Prompt: Retype the full set of records. Keep every character identical.

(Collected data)
::::::

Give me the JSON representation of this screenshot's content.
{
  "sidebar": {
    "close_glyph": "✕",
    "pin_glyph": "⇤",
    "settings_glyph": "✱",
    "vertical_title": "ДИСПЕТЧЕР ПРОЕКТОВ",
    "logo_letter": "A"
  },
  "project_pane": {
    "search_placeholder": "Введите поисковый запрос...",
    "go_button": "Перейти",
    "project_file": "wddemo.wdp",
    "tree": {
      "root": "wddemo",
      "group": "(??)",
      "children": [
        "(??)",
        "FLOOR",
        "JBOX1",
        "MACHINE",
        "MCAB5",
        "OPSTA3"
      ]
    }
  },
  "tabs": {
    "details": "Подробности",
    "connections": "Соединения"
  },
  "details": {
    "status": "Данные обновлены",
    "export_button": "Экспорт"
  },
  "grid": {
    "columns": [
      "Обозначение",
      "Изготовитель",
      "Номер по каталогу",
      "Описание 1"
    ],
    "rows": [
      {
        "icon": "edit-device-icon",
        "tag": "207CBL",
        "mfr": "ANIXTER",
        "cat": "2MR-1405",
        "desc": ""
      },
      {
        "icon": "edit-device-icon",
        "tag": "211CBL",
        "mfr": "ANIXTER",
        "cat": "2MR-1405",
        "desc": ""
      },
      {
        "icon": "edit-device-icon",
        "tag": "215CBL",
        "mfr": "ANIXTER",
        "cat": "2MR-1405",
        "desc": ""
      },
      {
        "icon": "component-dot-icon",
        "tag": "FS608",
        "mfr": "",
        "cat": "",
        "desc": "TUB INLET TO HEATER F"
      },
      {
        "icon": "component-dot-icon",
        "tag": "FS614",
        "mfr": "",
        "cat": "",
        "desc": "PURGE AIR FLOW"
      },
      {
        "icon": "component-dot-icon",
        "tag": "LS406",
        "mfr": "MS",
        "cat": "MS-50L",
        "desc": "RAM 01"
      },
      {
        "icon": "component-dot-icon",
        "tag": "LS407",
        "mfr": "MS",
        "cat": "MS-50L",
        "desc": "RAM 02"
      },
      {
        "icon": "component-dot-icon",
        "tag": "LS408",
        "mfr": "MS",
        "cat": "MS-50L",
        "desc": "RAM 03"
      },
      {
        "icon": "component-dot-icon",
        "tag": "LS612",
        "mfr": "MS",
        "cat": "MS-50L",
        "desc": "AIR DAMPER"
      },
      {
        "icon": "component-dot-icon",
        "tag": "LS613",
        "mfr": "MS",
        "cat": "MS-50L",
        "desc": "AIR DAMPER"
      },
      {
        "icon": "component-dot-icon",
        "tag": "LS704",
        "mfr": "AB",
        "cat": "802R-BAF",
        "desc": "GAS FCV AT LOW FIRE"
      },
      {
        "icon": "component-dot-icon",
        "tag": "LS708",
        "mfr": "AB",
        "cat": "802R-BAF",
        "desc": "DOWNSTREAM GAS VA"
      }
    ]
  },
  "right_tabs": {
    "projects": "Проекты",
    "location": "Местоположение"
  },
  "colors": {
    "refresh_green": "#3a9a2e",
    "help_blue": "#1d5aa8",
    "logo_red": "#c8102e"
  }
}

::::::

Answer below:
Give me the JSON representation of this screenshot's content.
{
  "sidebar": {
    "close_glyph": "✕",
    "pin_glyph": "⇤",
    "settings_glyph": "✱",
    "vertical_title": "ДИСПЕТЧЕР ПРОЕКТОВ",
    "logo_letter": "A"
  },
  "project_pane": {
    "search_placeholder": "Введите поисковый запрос...",
    "go_button": "Перейти",
    "project_file": "wddemo.wdp",
    "tree": {
      "root": "wddemo",
      "group": "(??)",
      "children": [
        "(??)",
        "FLOOR",
        "JBOX1",
        "MACHINE",
        "MCAB5",
        "OPSTA3"
      ]
    }
  },
  "tabs": {
    "details": "Подробности",
    "connections": "Соединения"
  },
  "details": {
    "status": "Данные обновлены",
    "export_button": "Экспорт"
  },
  "grid": {
    "columns": [
      "Обозначение",
      "Изготовитель",
      "Номер по каталогу",
      "Описание 1"
    ],
    "rows": [
      {
        "icon": "edit-device-icon",
        "tag": "207CBL",
        "mfr": "ANIXTER",
        "cat": "2MR-1405",
        "desc": ""
      },
      {
        "icon": "edit-device-icon",
        "tag": "211CBL",
        "mfr": "ANIXTER",
        "cat": "2MR-1405",
        "desc": ""
      },
      {
        "icon": "edit-device-icon",
        "tag": "215CBL",
        "mfr": "ANIXTER",
        "cat": "2MR-1405",
        "desc": ""
      },
      {
        "icon": "component-dot-icon",
        "tag": "FS608",
        "mfr": "",
        "cat": "",
        "desc": "TUB INLET TO HEATER F"
      },
      {
        "icon": "component-dot-icon",
        "tag": "FS614",
        "mfr": "",
        "cat": "",
        "desc": "PURGE AIR FLOW"
      },
      {
        "icon": "component-dot-icon",
        "tag": "LS406",
        "mfr": "MS",
        "cat": "MS-50L",
        "desc": "RAM 01"
      },
      {
        "icon": "component-dot-icon",
        "tag": "LS407",
        "mfr": "MS",
        "cat": "MS-50L",
        "desc": "RAM 02"
      },
      {
        "icon": "component-dot-icon",
        "tag": "LS408",
        "mfr": "MS",
        "cat": "MS-50L",
        "desc": "RAM 03"
      },
      {
        "icon": "component-dot-icon",
        "tag": "LS612",
        "mfr": "MS",
        "cat": "MS-50L",
        "desc": "AIR DAMPER"
      },
      {
        "icon": "component-dot-icon",
        "tag": "LS613",
        "mfr": "MS",
        "cat": "MS-50L",
        "desc": "AIR DAMPER"
      },
      {
        "icon": "component-dot-icon",
        "tag": "LS704",
        "mfr": "AB",
        "cat": "802R-BAF",
        "desc": "GAS FCV AT LOW FIRE"
      },
      {
        "icon": "component-dot-icon",
        "tag": "LS708",
        "mfr": "AB",
        "cat": "802R-BAF",
        "desc": "DOWNSTREAM GAS VA"
      }
    ]
  },
  "right_tabs": {
    "projects": "Проекты",
    "location": "Местоположение"
  },
  "colors": {
    "refresh_green": "#3a9a2e",
    "help_blue": "#1d5aa8",
    "logo_red": "#c8102e"
  }
}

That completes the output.